- [TASK DIRECTIONS]
Pick out each line with the word "Pidato" from the material that follows.
* * * * *
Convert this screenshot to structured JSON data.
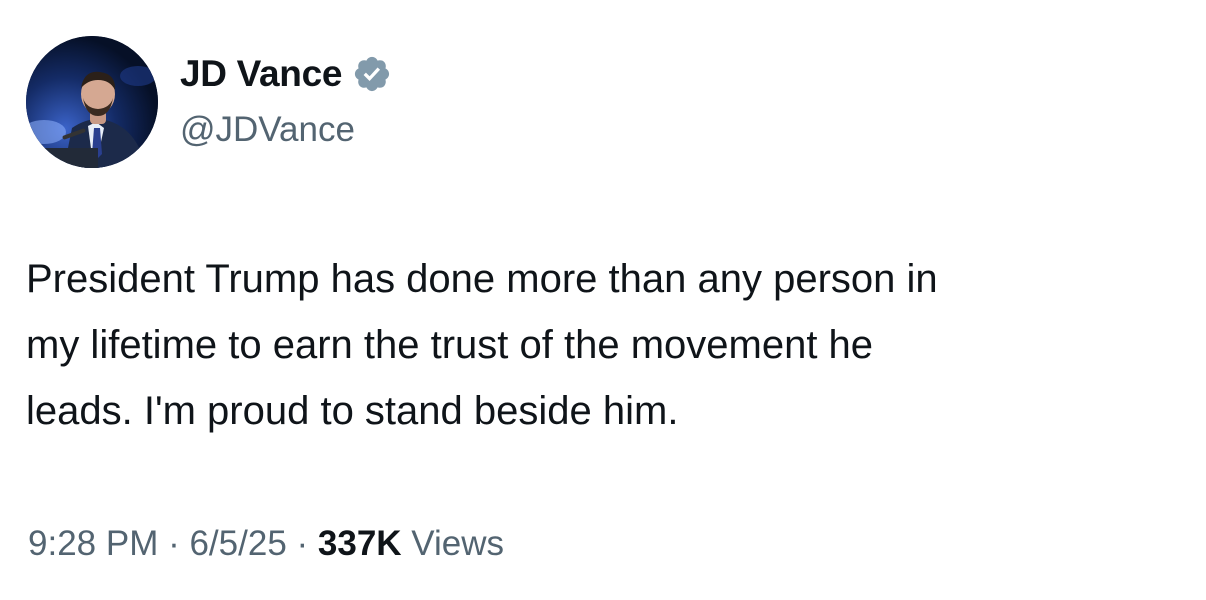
{
  "author": {
    "display_name": "JD Vance",
    "handle": "@JDVance",
    "verified_icon": "verified-badge-icon",
    "verified_color": "#829aab"
  },
  "tweet": {
    "text": "President Trump has done more than any person in\nmy lifetime to earn the trust of the movement he\nleads. I'm proud to stand beside him."
  },
  "meta": {
    "time": "9:28 PM",
    "separator": " · ",
    "date": "6/5/25",
    "views_count": "337K",
    "views_label": " Views"
  },
  "colors": {
    "text_primary": "#0f1419",
    "text_secondary": "#536471",
    "background": "#ffffff"
  }
}
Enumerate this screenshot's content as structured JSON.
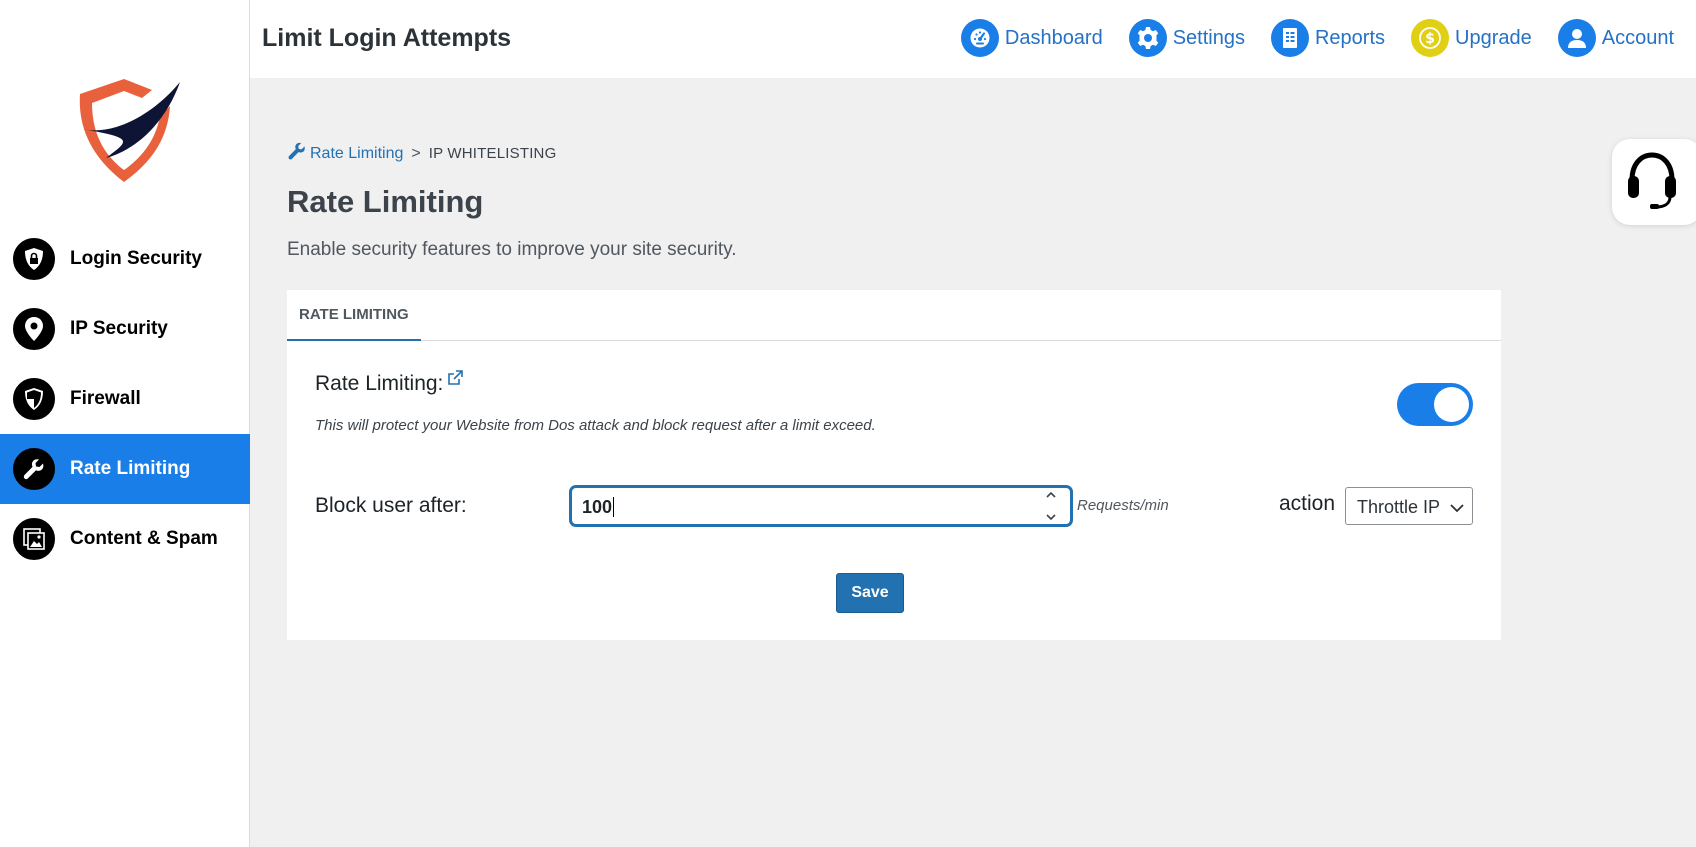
{
  "app": {
    "title": "Limit Login Attempts"
  },
  "topnav": [
    {
      "label": "Dashboard",
      "icon": "speedometer-icon"
    },
    {
      "label": "Settings",
      "icon": "gear-icon"
    },
    {
      "label": "Reports",
      "icon": "document-icon"
    },
    {
      "label": "Upgrade",
      "icon": "dollar-icon"
    },
    {
      "label": "Account",
      "icon": "user-icon"
    }
  ],
  "sidebar": {
    "logo": "shield-logo",
    "items": [
      {
        "label": "Login Security",
        "icon": "lock-shield-icon",
        "active": false
      },
      {
        "label": "IP Security",
        "icon": "location-pin-icon",
        "active": false
      },
      {
        "label": "Firewall",
        "icon": "shield-icon",
        "active": false
      },
      {
        "label": "Rate Limiting",
        "icon": "wrench-icon",
        "active": true
      },
      {
        "label": "Content & Spam",
        "icon": "image-stack-icon",
        "active": false
      }
    ]
  },
  "breadcrumb": {
    "link": "Rate Limiting",
    "separator": ">",
    "current": "IP WHITELISTING"
  },
  "page": {
    "title": "Rate Limiting",
    "description": "Enable security features to improve your site security."
  },
  "card": {
    "tab": "RATE LIMITING",
    "rate_limiting_label": "Rate Limiting:",
    "rate_limiting_help": "This will protect your Website from Dos attack and block request after a limit exceed.",
    "rate_limiting_enabled": true,
    "block_label": "Block user after:",
    "block_value": "100",
    "units": "Requests/min",
    "action_label": "action",
    "action_value": "Throttle IP",
    "save_label": "Save"
  },
  "colors": {
    "accent": "#1a7ee8",
    "link": "#2271b1",
    "upgrade": "#e0cf12",
    "logo_orange": "#e8603c",
    "logo_navy": "#0e1434"
  }
}
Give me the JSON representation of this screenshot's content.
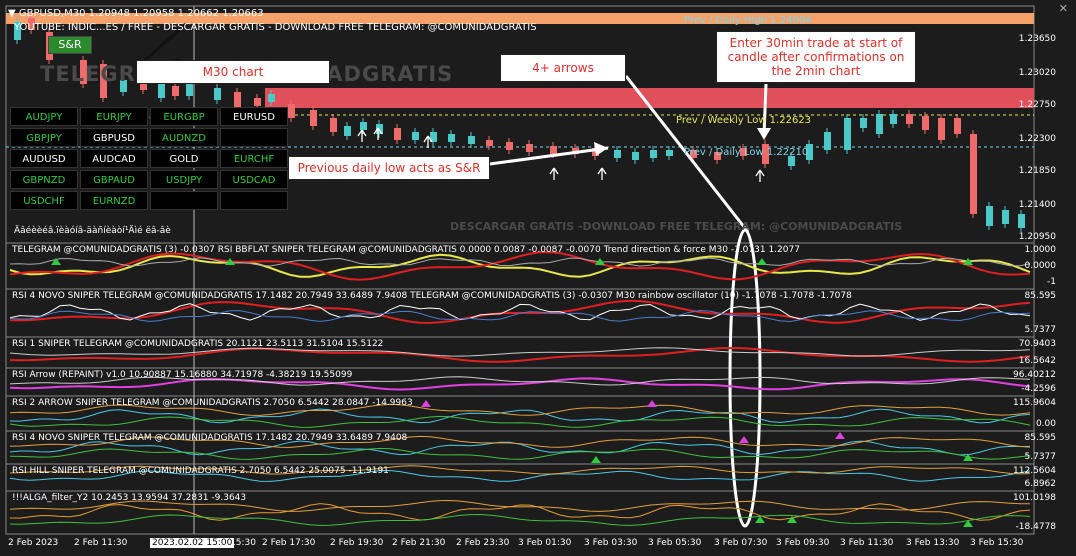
{
  "chart_header": {
    "symbol_line": "GBPUSD,M30  1.20948 1.20958 1.20662 1.20663",
    "youtube_line": "YOUTUBE: INDIC...ES / FREE - DESCARGAR GRATIS - DOWNLOAD FREE TELEGRAM: @COMUNIDADGRATIS",
    "snr_button": "S&R",
    "watermark_big": "TELEGRAM @COMUNIDADGRATIS",
    "watermark_mid": "DESCARGAR GRATIS -DOWNLOAD FREE TELEGRAM: @COMUNIDADGRATIS",
    "garbled_text": "Äâéèèéâ.ïèàóíâ-äàñíèàòí¹Äìé ëâ-âè",
    "close_glyph": "✕"
  },
  "symbols": [
    {
      "label": "AUDJPY",
      "color": "green"
    },
    {
      "label": "EURJPY",
      "color": "green"
    },
    {
      "label": "EURGBP",
      "color": "green"
    },
    {
      "label": "EURUSD",
      "color": "white"
    },
    {
      "label": "GBPJPY",
      "color": "green"
    },
    {
      "label": "GBPUSD",
      "color": "white"
    },
    {
      "label": "AUDNZD",
      "color": "green"
    },
    {
      "label": "",
      "color": "white"
    },
    {
      "label": "AUDUSD",
      "color": "white"
    },
    {
      "label": "AUDCAD",
      "color": "white"
    },
    {
      "label": "GOLD",
      "color": "white"
    },
    {
      "label": "EURCHF",
      "color": "green"
    },
    {
      "label": "GBPNZD",
      "color": "green"
    },
    {
      "label": "GBPAUD",
      "color": "green"
    },
    {
      "label": "USDJPY",
      "color": "green"
    },
    {
      "label": "USDCAD",
      "color": "green"
    },
    {
      "label": "USDCHF",
      "color": "green"
    },
    {
      "label": "EURNZD",
      "color": "green"
    },
    {
      "label": "",
      "color": "white"
    },
    {
      "label": "",
      "color": "white"
    }
  ],
  "levels": {
    "daily_high": "Prev / Daily High 1.24004",
    "weekly_low": "Prev / Weekly Low 1.22623",
    "daily_low": "Prev / Daily Low 1.22210"
  },
  "annotations": {
    "m30": "M30 chart",
    "arrows": "4+ arrows",
    "trade": "Enter 30min trade at start of candle after confirmations on the 2min chart",
    "snr": "Previous daily low acts as S&R"
  },
  "price_axis": [
    "1.23650",
    "1.23020",
    "1.22750",
    "1.22300",
    "1.21850",
    "1.21400",
    "1.20950"
  ],
  "panes": [
    {
      "title": "TELEGRAM @COMUNIDADGRATIS (3) -0.0307  RSI BBFLAT SNIPER TELEGRAM @COMUNIDADGRATIS 0.0000 0.0087 -0.0087 -0.0070  Trend direction & force M30 -1.0731 1.2077",
      "labels": [
        "1.0000",
        "0.0000",
        "-1"
      ]
    },
    {
      "title": "RSI 4 NOVO SNIPER TELEGRAM @COMUNIDADGRATIS 17.1482 20.7949 33.6489 7.9408  TELEGRAM @COMUNIDADGRATIS (3) -0.0307  M30 rainbow oscillator (10) -1.7078 -1.7078 -1.7078",
      "labels": [
        "85.595",
        "5.7377"
      ]
    },
    {
      "title": "RSI 1 SNIPER TELEGRAM @COMUNIDADGRATIS 20.1121 23.5113 31.5104 15.5122",
      "labels": [
        "70.9403",
        "16.5642"
      ]
    },
    {
      "title": "RSI Arrow (REPAINT) v1.0 10.90887 15.16880 34.71978 -4.38219 19.55099",
      "labels": [
        "96.40212",
        "-4.2596"
      ]
    },
    {
      "title": "RSI 2 ARROW SNIPER TELEGRAM @COMUNIDADGRATIS 2.7050 6.5442 28.0847 -14.9963",
      "labels": [
        "115.9604",
        "0.00"
      ]
    },
    {
      "title": "RSI 4 NOVO SNIPER TELEGRAM @COMUNIDADGRATIS 17.1482 20.7949 33.6489 7.9408",
      "labels": [
        "85.595",
        "5.7377"
      ]
    },
    {
      "title": "RSI HILL SNIPER TELEGRAM @COMUNIDADGRATIS 2.7050 6.5442 25.0075 -11.9191",
      "labels": [
        "112.5604",
        "6.8962"
      ]
    },
    {
      "title": "!!!ALGA_filter_Y2 10.2453 13.9594 37.2831 -9.3643",
      "labels": [
        "101.0198",
        "-18.4778"
      ]
    }
  ],
  "time_axis": [
    "2 Feb 2023",
    "2 Feb 11:30",
    "2023.02.02 15:00",
    "15:30",
    "2 Feb 17:30",
    "2 Feb 19:30",
    "2 Feb 21:30",
    "2 Feb 23:30",
    "3 Feb 01:30",
    "3 Feb 03:30",
    "3 Feb 05:30",
    "3 Feb 07:30",
    "3 Feb 09:30",
    "3 Feb 11:30",
    "3 Feb 13:30",
    "3 Feb 15:30"
  ],
  "colors": {
    "bg": "#1c1c1c",
    "bull": "#4bc8c8",
    "bear": "#ef6b6b",
    "high_band": "#f4a26a",
    "resist_band": "#e0505a",
    "annotation_text": "#e0302a"
  }
}
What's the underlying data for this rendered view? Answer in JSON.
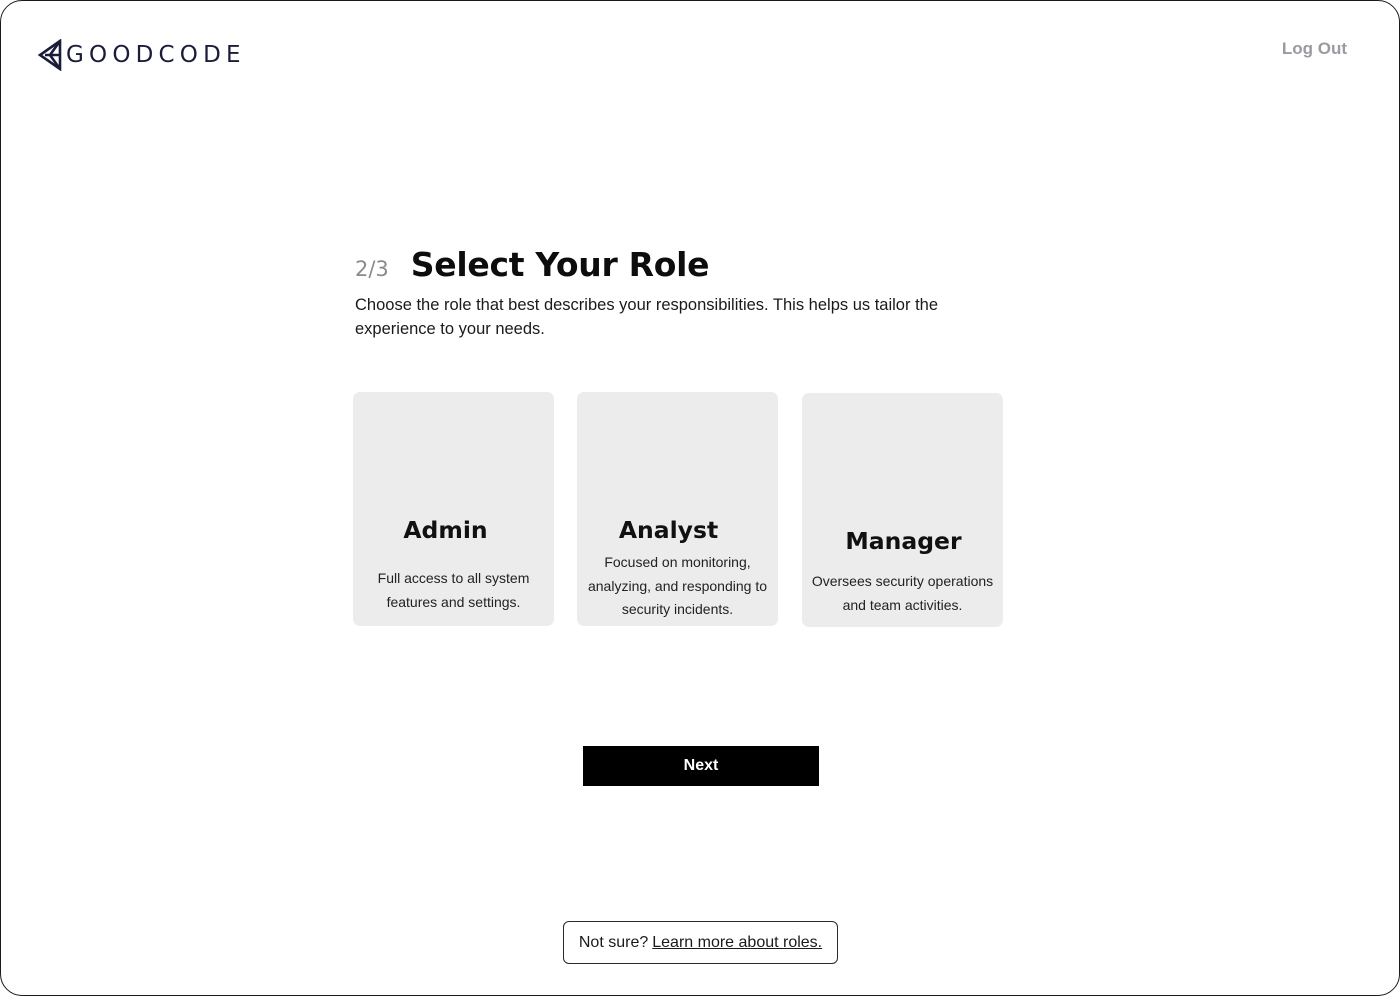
{
  "header": {
    "logo_text": "GOODCODE",
    "logout_label": "Log Out"
  },
  "main": {
    "step": "2/3",
    "title": "Select Your Role",
    "subtitle": "Choose the role that best describes your responsibilities. This helps us tailor the experience to your needs."
  },
  "roles": [
    {
      "name": "Admin",
      "description": "Full access to all system features and settings."
    },
    {
      "name": "Analyst",
      "description": "Focused on monitoring, analyzing, and responding to security incidents."
    },
    {
      "name": "Manager",
      "description": "Oversees security operations and team activities."
    }
  ],
  "actions": {
    "next_label": "Next"
  },
  "help": {
    "prefix": "Not sure?",
    "link_label": "Learn more about roles."
  },
  "colors": {
    "brand": "#1b1c3a",
    "card_bg": "#ececec",
    "primary_button": "#000000",
    "muted_text": "#9a9aa0"
  }
}
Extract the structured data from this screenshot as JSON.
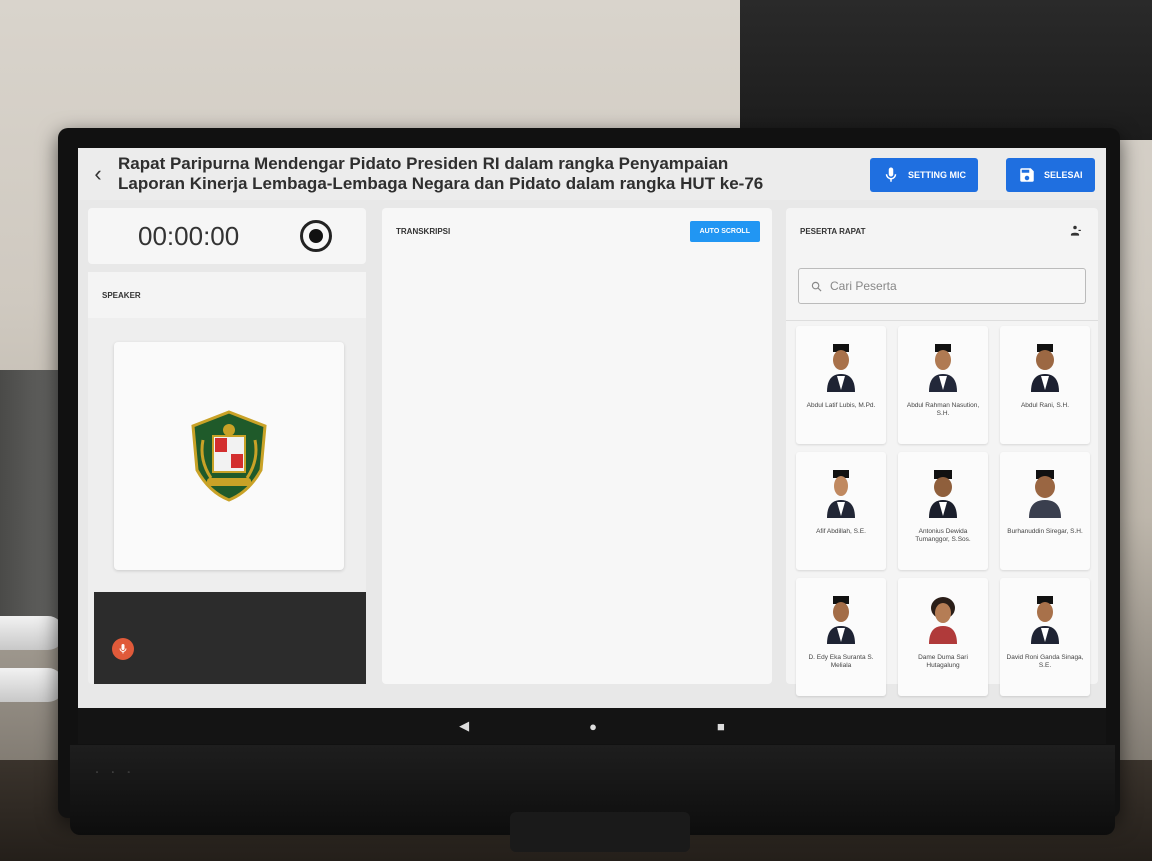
{
  "header": {
    "title_line1": "Rapat Paripurna Mendengar Pidato Presiden RI dalam rangka Penyampaian",
    "title_line2": "Laporan Kinerja Lembaga-Lembaga Negara dan Pidato dalam rangka HUT ke-76",
    "setting_mic_label": "SETTING MIC",
    "selesai_label": "SELESAI"
  },
  "recorder": {
    "timer": "00:00:00"
  },
  "speaker": {
    "heading": "SPEAKER"
  },
  "transcription": {
    "heading": "TRANSKRIPSI",
    "auto_scroll_label": "AUTO SCROLL"
  },
  "participants": {
    "heading": "PESERTA RAPAT",
    "search_placeholder": "Cari Peserta",
    "items": [
      {
        "name": "Abdul Latif Lubis, M.Pd."
      },
      {
        "name": "Abdul Rahman Nasution, S.H."
      },
      {
        "name": "Abdul Rani, S.H."
      },
      {
        "name": "Afif Abdillah, S.E."
      },
      {
        "name": "Antonius Dewida Tumanggor, S.Sos."
      },
      {
        "name": "Burhanuddin Siregar, S.H."
      },
      {
        "name": "D. Edy Eka Suranta S. Meliala"
      },
      {
        "name": "Dame Duma Sari Hutagalung"
      },
      {
        "name": "David Roni Ganda Sinaga, S.E."
      }
    ]
  },
  "colors": {
    "primary_button": "#1f6fe0",
    "auto_scroll": "#2196f3",
    "mic_dot": "#e05a3a"
  },
  "navbar": {
    "back": "◀",
    "home": "●",
    "recent": "■"
  }
}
* * * * *
- [THE RESPONSE]
    "title_line1": "Rapat Paripurna Mendengar Pidato Presiden RI dalam rangka Penyampaian",
    "title_line2": "Laporan Kinerja Lembaga-Lembaga Negara dan Pidato dalam rangka HUT ke-76",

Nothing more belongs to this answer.